Given instruction >>
Below are the records; collect from them each line containing the string "this".

»»

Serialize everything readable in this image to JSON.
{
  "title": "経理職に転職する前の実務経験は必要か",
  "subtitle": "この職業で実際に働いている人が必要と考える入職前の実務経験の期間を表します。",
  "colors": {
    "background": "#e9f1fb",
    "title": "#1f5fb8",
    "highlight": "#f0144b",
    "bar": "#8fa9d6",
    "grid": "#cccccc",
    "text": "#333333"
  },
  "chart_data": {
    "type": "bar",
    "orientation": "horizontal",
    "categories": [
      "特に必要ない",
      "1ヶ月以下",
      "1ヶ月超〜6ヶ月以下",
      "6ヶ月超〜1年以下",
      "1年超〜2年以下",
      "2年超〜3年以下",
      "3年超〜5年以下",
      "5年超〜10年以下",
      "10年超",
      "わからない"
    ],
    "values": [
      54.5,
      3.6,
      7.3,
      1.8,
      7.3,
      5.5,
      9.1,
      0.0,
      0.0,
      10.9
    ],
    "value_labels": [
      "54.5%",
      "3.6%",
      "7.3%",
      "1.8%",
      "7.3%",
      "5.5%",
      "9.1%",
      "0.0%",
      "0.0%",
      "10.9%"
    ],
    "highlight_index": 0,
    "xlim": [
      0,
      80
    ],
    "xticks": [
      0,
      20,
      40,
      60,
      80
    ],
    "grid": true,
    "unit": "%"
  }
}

««
»»

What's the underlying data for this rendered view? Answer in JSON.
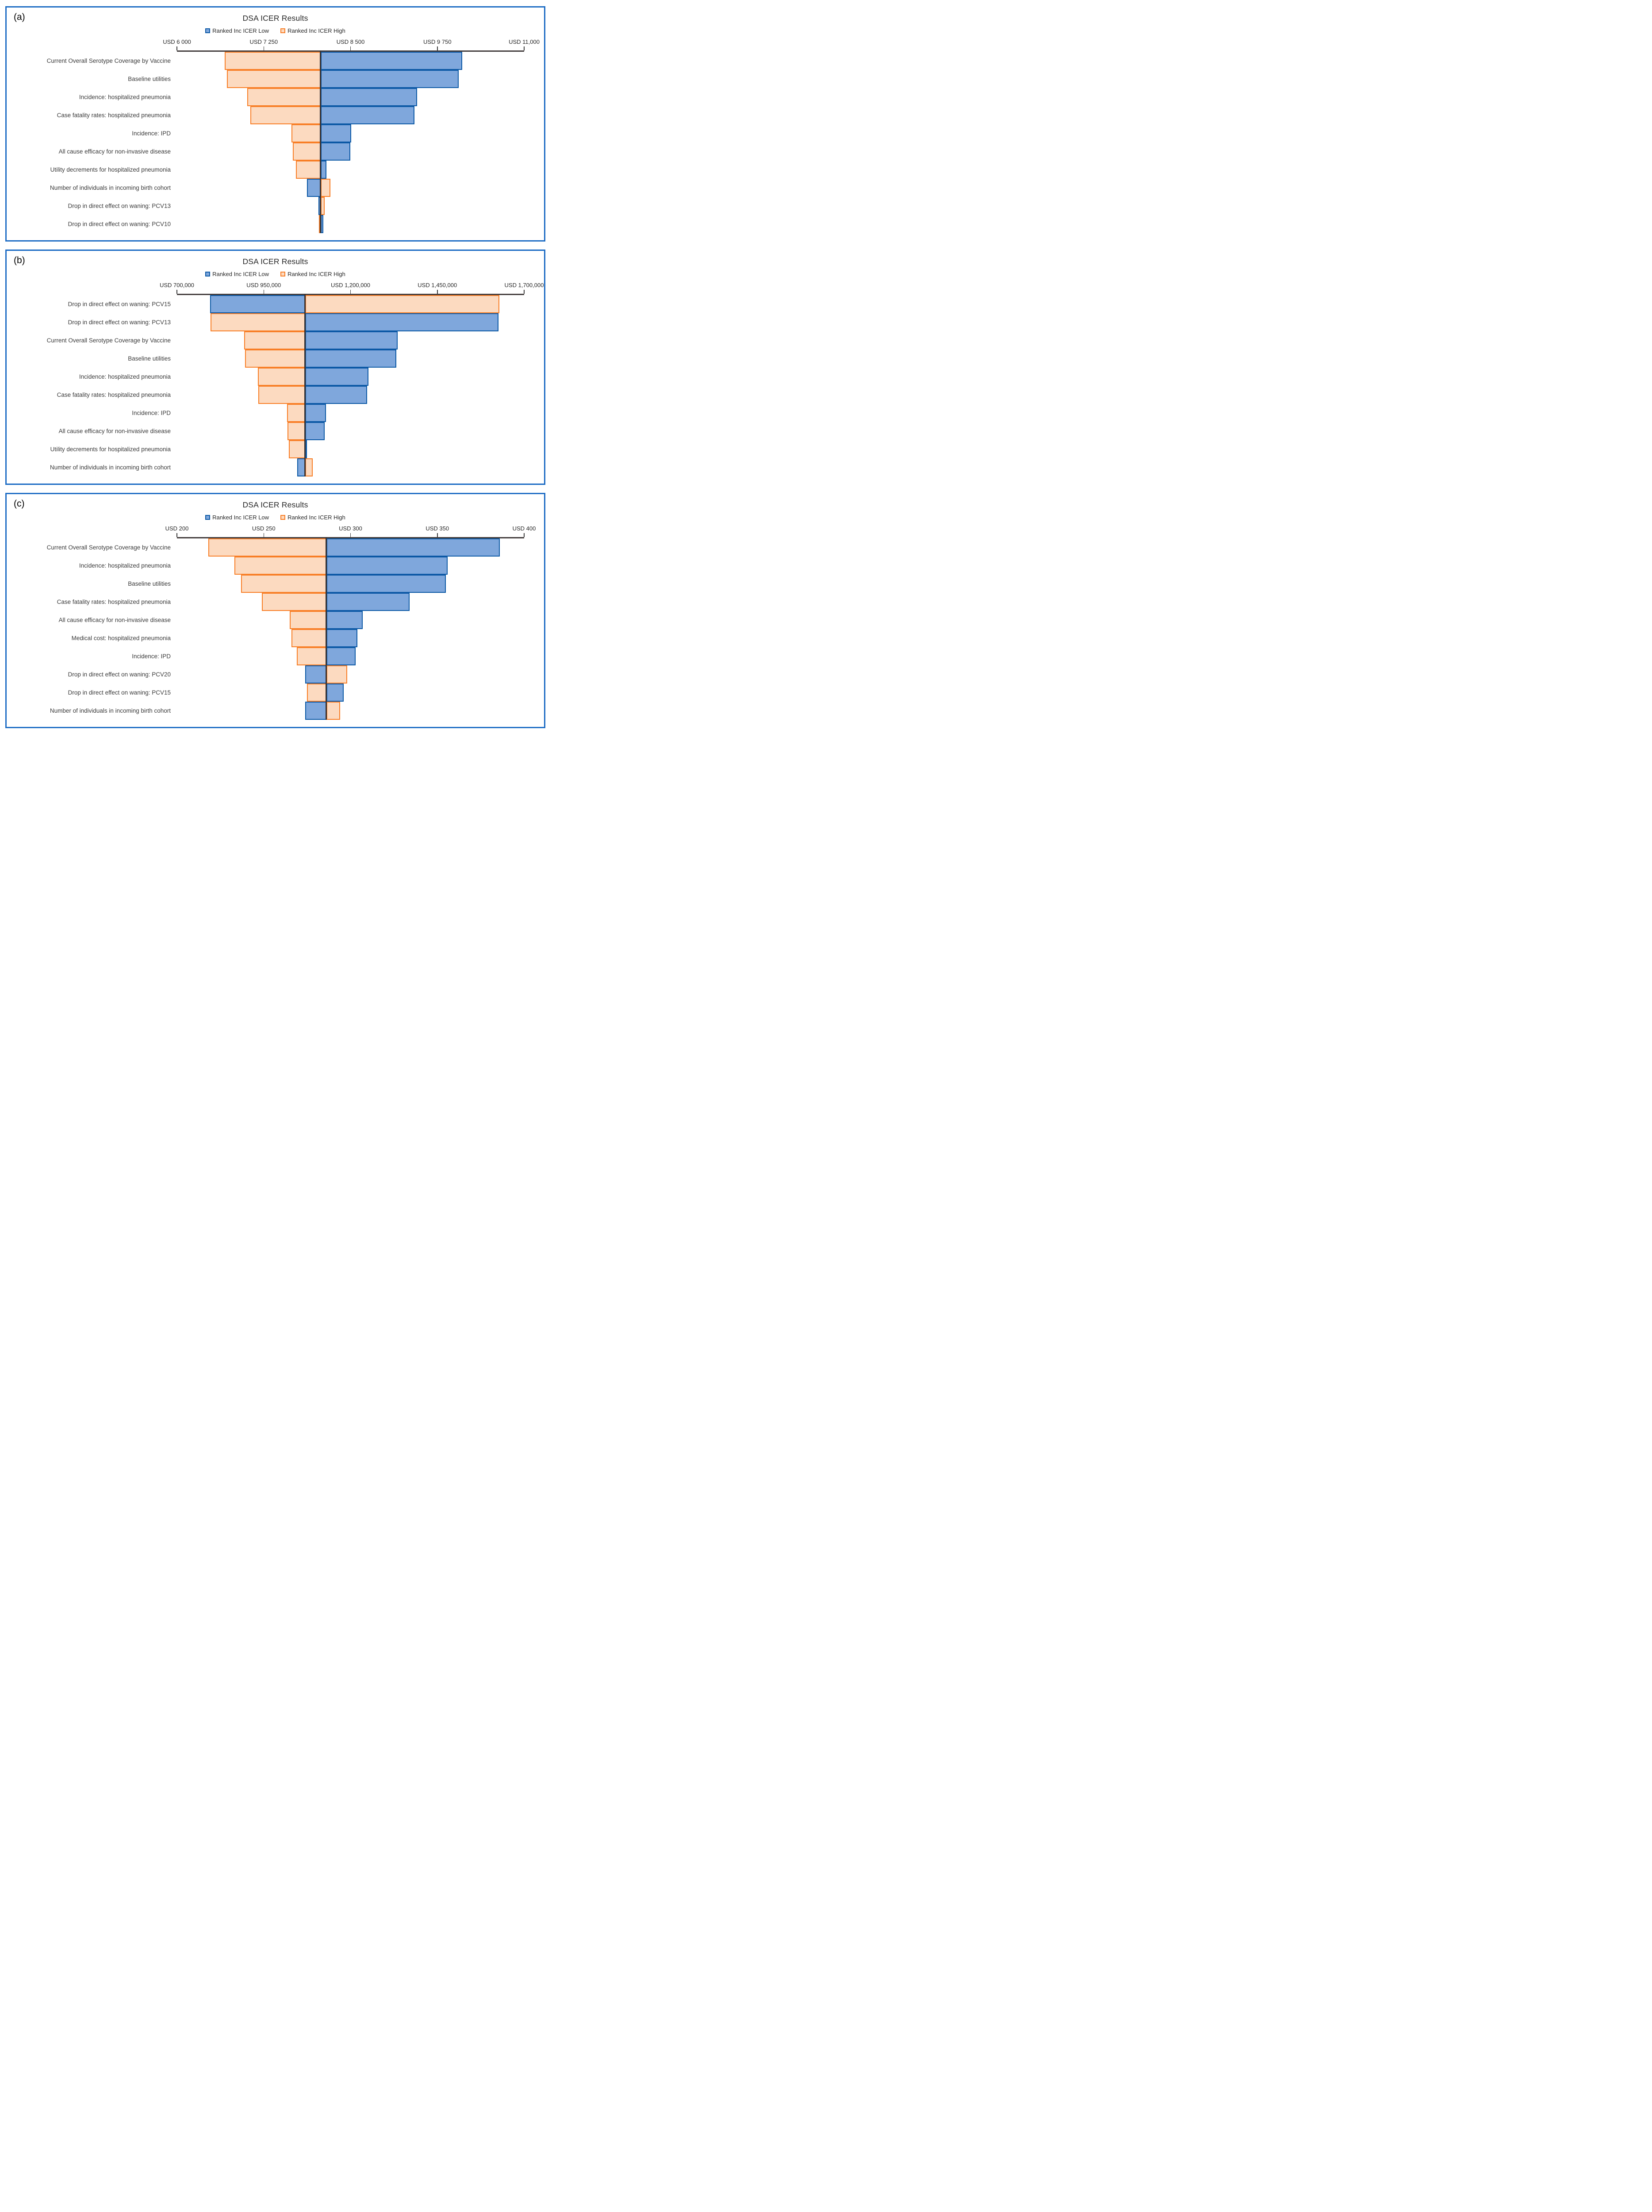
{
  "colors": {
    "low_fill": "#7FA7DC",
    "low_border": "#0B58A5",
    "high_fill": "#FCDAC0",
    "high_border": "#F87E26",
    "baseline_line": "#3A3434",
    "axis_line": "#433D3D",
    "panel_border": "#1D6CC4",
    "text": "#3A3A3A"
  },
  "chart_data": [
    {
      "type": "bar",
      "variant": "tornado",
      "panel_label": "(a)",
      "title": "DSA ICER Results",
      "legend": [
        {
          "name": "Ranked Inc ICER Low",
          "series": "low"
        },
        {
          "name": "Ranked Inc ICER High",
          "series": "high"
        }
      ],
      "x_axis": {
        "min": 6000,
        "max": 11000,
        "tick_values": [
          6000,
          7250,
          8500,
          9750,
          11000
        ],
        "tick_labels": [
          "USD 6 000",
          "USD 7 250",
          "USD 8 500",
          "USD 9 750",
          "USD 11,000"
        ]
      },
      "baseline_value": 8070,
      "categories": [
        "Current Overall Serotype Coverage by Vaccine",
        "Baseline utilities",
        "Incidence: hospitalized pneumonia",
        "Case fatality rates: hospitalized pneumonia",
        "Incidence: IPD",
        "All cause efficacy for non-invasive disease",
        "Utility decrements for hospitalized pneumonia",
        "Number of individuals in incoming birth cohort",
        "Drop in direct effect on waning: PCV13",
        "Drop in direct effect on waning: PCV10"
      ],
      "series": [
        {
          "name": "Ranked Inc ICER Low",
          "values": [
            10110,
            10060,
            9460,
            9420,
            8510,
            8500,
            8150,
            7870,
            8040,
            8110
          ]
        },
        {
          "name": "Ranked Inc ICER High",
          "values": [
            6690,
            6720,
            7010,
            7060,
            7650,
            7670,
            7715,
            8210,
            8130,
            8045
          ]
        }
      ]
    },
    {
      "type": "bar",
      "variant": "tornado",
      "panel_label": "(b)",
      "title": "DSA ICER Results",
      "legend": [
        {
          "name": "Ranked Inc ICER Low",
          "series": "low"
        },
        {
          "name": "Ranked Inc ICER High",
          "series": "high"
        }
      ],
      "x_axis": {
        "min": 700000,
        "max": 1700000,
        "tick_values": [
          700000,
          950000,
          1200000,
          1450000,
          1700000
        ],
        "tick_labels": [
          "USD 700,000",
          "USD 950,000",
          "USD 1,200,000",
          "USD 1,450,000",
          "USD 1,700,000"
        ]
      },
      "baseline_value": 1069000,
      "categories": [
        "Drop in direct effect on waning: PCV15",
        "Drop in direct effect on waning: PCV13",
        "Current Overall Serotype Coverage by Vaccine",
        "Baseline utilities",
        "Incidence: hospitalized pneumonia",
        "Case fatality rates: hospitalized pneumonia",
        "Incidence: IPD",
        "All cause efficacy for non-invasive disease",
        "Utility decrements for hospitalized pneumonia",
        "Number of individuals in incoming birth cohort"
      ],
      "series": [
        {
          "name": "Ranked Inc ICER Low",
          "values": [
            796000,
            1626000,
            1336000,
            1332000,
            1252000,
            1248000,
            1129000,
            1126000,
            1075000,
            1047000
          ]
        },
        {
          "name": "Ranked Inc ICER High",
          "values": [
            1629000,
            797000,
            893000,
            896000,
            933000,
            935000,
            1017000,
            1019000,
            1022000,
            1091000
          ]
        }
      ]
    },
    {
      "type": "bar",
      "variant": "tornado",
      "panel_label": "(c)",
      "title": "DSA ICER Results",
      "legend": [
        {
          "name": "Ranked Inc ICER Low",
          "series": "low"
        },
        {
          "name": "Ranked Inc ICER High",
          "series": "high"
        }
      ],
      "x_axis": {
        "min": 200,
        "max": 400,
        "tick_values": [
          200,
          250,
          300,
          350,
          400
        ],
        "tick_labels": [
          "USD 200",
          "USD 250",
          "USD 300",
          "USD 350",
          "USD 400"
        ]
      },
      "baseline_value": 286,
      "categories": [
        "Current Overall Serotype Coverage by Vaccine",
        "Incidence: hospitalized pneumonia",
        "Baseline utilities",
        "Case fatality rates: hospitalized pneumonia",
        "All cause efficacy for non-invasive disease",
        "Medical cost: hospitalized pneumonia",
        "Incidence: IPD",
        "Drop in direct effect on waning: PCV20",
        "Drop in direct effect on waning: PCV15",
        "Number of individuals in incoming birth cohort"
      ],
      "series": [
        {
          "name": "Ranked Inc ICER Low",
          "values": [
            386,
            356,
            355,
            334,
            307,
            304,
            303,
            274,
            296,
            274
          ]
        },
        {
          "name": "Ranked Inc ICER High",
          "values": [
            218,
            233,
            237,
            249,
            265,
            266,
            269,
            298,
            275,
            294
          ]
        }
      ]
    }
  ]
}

««
»»

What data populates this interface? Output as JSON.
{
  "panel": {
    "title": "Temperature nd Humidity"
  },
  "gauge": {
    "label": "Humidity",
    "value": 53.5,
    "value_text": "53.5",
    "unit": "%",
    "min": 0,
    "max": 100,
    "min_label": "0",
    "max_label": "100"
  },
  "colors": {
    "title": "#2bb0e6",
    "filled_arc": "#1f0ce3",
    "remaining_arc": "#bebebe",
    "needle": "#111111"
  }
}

««

Task solution >>
Serialize everything readable in this image to JSON.
What's the underlying data for this rendered view? Answer in JSON.
What data populates this interface? Output as JSON.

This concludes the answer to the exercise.